## Begin

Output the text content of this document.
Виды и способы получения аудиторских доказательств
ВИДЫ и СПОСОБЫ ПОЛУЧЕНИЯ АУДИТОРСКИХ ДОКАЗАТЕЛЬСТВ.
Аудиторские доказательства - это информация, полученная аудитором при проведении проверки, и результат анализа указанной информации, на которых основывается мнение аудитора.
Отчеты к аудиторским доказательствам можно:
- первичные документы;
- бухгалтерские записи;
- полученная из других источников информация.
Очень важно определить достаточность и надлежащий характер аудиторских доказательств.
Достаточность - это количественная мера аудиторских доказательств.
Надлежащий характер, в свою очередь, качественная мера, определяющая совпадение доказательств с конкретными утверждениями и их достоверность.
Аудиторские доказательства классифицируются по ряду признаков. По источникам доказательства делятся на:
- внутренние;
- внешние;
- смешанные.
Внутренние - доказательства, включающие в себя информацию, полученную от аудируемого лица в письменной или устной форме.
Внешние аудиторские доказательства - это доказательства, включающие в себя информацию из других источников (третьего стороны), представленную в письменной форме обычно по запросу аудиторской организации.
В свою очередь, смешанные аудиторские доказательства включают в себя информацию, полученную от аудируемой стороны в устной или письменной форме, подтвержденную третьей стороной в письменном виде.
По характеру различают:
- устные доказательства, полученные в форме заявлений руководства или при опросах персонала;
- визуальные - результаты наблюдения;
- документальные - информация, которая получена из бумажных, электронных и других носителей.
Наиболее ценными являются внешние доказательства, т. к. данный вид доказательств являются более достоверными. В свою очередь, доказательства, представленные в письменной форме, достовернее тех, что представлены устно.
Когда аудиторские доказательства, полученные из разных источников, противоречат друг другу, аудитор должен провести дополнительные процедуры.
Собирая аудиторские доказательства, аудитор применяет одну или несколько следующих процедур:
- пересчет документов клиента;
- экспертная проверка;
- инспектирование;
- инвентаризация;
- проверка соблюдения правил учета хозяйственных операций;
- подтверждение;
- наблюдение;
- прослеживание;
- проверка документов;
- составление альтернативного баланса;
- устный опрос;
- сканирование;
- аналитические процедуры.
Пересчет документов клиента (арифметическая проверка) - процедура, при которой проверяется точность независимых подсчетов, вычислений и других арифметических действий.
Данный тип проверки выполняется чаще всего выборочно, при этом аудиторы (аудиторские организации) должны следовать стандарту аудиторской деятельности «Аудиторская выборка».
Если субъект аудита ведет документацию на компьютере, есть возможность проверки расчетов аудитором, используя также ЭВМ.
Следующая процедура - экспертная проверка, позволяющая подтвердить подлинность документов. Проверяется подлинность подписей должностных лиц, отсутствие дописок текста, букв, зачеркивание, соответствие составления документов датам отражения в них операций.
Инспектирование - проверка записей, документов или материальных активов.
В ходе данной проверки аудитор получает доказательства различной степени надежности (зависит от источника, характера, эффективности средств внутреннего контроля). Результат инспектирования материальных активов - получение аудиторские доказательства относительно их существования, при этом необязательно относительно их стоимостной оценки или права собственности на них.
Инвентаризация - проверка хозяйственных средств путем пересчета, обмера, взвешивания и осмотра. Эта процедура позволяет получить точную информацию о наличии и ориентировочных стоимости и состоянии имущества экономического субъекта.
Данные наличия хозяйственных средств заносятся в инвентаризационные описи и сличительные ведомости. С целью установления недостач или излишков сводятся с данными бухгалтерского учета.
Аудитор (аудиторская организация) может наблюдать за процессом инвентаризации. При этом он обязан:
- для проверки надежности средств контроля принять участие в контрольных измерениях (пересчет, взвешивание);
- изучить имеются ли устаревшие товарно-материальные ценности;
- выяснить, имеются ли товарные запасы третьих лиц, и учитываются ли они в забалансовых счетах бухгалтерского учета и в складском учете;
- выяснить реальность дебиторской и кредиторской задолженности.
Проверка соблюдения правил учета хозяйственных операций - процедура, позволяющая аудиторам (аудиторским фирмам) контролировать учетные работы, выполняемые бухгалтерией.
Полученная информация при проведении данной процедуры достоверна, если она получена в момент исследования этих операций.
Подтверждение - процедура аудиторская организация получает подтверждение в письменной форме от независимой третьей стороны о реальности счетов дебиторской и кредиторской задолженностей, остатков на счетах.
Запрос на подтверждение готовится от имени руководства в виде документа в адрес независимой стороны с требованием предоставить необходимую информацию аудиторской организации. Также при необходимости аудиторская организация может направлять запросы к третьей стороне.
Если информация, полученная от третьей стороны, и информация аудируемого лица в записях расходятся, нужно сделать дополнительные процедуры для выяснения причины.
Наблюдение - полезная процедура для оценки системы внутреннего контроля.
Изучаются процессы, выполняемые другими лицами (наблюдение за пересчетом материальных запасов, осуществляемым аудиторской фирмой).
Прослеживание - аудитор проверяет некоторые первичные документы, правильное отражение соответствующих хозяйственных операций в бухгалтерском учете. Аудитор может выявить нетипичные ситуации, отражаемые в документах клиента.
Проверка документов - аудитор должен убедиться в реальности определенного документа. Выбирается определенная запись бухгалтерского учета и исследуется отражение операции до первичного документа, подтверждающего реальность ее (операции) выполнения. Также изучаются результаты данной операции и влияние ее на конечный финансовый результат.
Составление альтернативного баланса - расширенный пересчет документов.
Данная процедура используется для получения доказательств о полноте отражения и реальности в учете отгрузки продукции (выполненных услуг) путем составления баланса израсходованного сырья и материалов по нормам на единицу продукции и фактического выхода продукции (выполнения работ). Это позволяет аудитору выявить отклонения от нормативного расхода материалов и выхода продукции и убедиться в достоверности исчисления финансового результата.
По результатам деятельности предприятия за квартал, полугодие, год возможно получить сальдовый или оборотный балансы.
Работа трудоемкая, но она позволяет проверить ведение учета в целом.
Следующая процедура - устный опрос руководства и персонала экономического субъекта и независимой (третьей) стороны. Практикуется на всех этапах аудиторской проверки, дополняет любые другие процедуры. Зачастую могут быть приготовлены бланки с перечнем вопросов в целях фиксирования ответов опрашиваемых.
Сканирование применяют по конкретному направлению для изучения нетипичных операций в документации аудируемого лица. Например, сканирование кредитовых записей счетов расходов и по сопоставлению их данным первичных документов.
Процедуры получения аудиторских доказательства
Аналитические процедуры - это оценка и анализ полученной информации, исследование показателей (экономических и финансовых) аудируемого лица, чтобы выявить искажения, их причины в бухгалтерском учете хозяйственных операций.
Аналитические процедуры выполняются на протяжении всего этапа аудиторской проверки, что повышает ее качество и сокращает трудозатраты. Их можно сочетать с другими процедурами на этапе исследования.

## End

Exercise prompt>
List all lines from the entries that include the word "соблюдения".

Task answer>
- проверка соблюдения правил учета хозяйственных операций;
Проверка соблюдения правил учета хозяйственных операций - процедура, позволяющая аудиторам (аудиторским фирмам) контролировать учетные работы, выполняемые бухгалтерией.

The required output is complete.